(Stored records)
§
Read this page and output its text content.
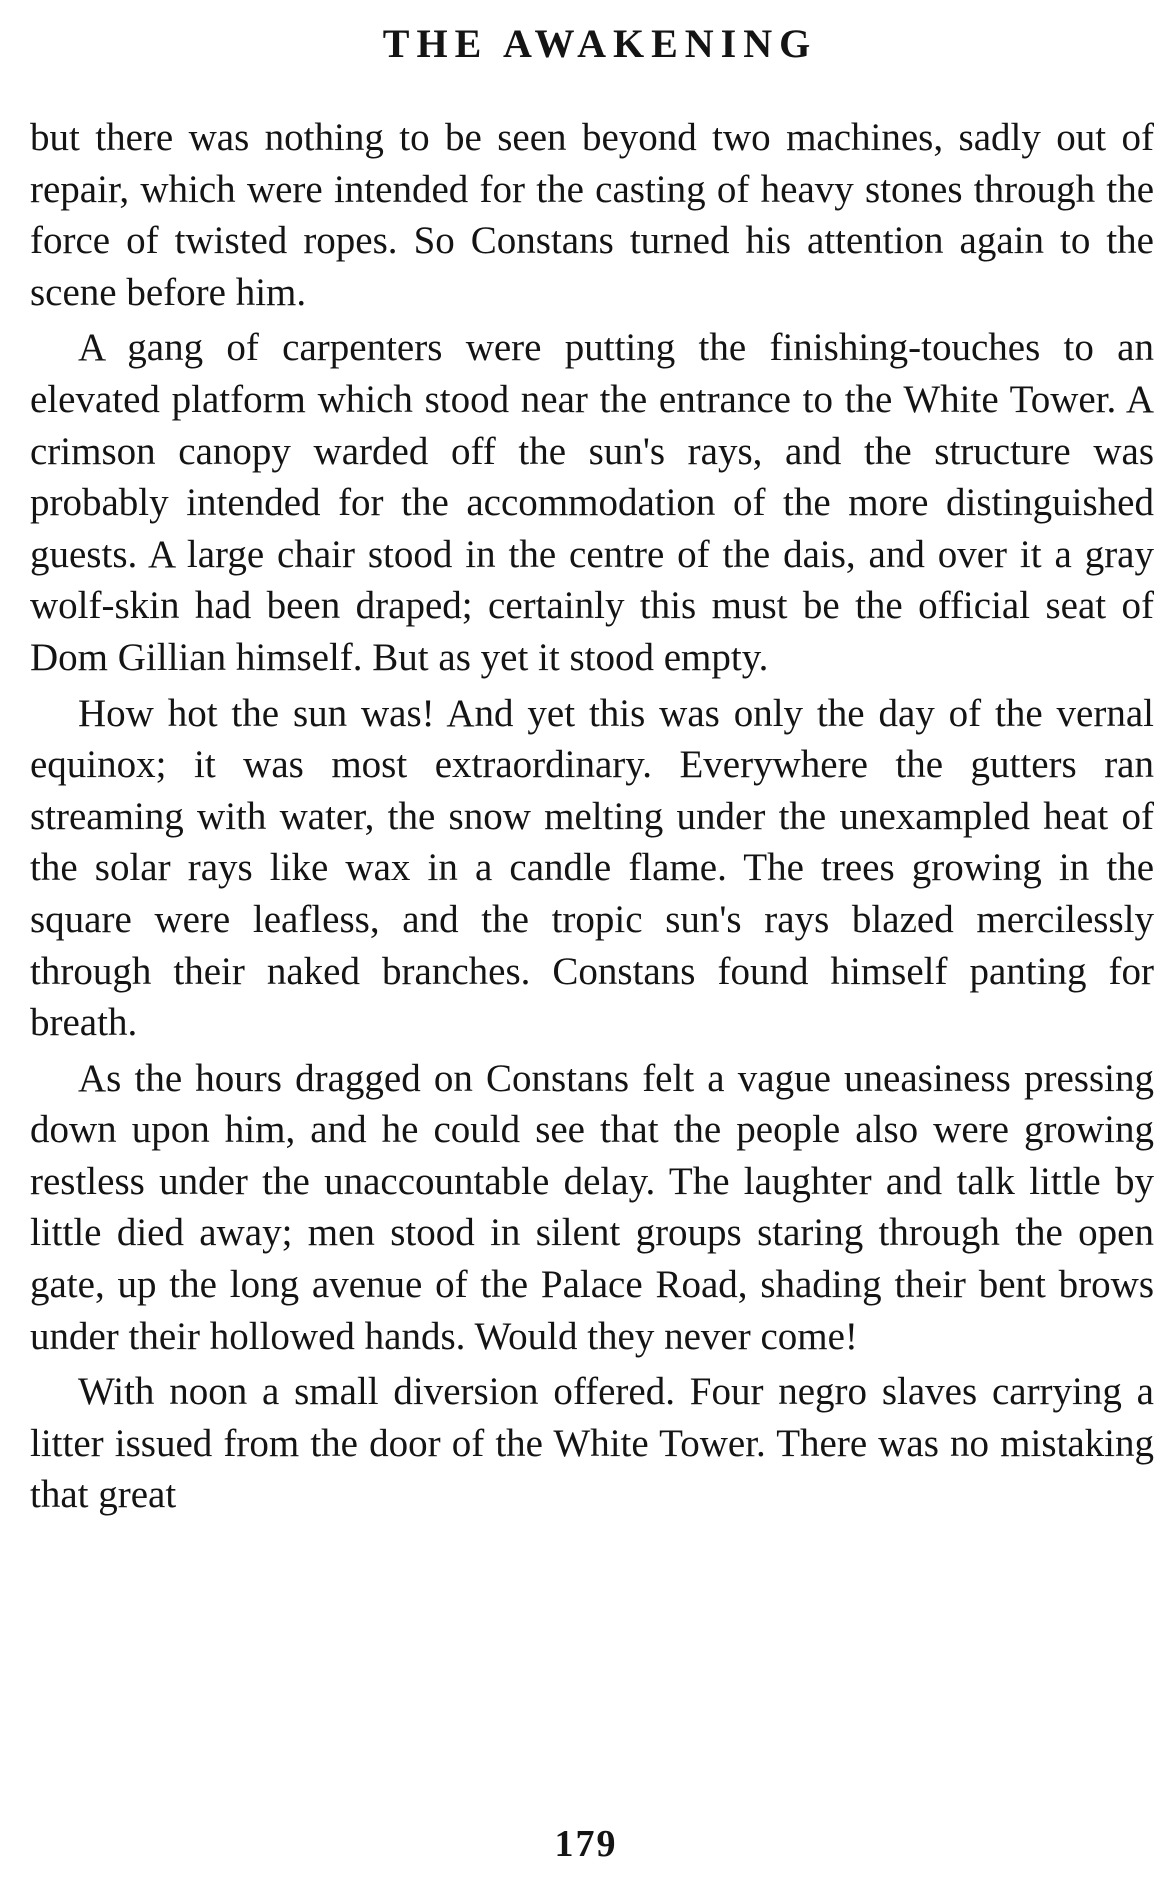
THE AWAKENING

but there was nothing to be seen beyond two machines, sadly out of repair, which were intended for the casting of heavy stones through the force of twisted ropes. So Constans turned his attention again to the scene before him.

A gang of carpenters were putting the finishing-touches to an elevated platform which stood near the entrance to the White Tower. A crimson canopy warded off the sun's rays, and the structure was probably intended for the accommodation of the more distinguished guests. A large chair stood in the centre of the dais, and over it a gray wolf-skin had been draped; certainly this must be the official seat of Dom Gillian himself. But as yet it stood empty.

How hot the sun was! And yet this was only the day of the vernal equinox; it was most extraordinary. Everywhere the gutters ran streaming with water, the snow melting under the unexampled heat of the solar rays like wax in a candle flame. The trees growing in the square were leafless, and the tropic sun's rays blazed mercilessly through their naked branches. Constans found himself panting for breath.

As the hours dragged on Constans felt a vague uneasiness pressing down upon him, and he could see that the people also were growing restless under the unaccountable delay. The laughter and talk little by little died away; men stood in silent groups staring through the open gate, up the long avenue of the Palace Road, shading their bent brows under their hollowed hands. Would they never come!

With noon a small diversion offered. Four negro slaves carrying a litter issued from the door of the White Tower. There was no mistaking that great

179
§
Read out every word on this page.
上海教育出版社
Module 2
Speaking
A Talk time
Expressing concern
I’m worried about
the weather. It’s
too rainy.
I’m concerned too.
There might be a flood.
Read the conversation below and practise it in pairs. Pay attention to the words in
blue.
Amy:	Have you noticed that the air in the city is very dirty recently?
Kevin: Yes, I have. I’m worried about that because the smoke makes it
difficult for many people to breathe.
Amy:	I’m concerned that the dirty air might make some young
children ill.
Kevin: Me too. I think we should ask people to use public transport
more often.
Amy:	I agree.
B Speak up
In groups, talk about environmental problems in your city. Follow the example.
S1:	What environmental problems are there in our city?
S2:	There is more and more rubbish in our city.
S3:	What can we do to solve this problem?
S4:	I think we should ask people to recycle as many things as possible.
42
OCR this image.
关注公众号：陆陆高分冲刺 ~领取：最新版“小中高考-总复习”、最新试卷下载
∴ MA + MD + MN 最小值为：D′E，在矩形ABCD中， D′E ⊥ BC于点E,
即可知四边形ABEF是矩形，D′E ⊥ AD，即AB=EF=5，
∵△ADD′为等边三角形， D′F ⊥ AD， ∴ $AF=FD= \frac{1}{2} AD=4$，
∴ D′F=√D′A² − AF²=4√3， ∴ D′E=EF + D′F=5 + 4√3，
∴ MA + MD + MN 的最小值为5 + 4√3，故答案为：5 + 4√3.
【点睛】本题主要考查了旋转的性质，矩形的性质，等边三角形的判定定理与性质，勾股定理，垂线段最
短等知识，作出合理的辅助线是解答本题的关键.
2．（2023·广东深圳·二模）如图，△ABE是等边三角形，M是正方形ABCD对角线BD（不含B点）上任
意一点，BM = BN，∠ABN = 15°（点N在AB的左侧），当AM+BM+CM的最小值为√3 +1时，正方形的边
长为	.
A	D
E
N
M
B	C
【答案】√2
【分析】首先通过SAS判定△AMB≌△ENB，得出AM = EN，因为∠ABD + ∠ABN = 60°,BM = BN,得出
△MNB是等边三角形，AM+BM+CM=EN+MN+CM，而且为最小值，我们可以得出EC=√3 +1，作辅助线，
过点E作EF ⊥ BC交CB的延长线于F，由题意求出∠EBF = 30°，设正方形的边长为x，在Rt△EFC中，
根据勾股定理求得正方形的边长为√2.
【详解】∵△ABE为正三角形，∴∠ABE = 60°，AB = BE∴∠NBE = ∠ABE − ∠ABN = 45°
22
§
**What you have to do**
Using the records above, select and copy every line that has the word "people".

**Result of the exercise**
As the hours dragged on Constans felt a vague uneasiness pressing down upon him, and he could see that the people also were growing restless under the unaccountable delay. The laughter and talk little by little died away; men stood in silent groups staring through the open gate, up the long avenue of the Palace Road, shading their bent brows under their hollowed hands. Would they never come!
difficult for many people to breathe.
Kevin: Me too. I think we should ask people to use public transport
S4:	I think we should ask people to recycle as many things as possible.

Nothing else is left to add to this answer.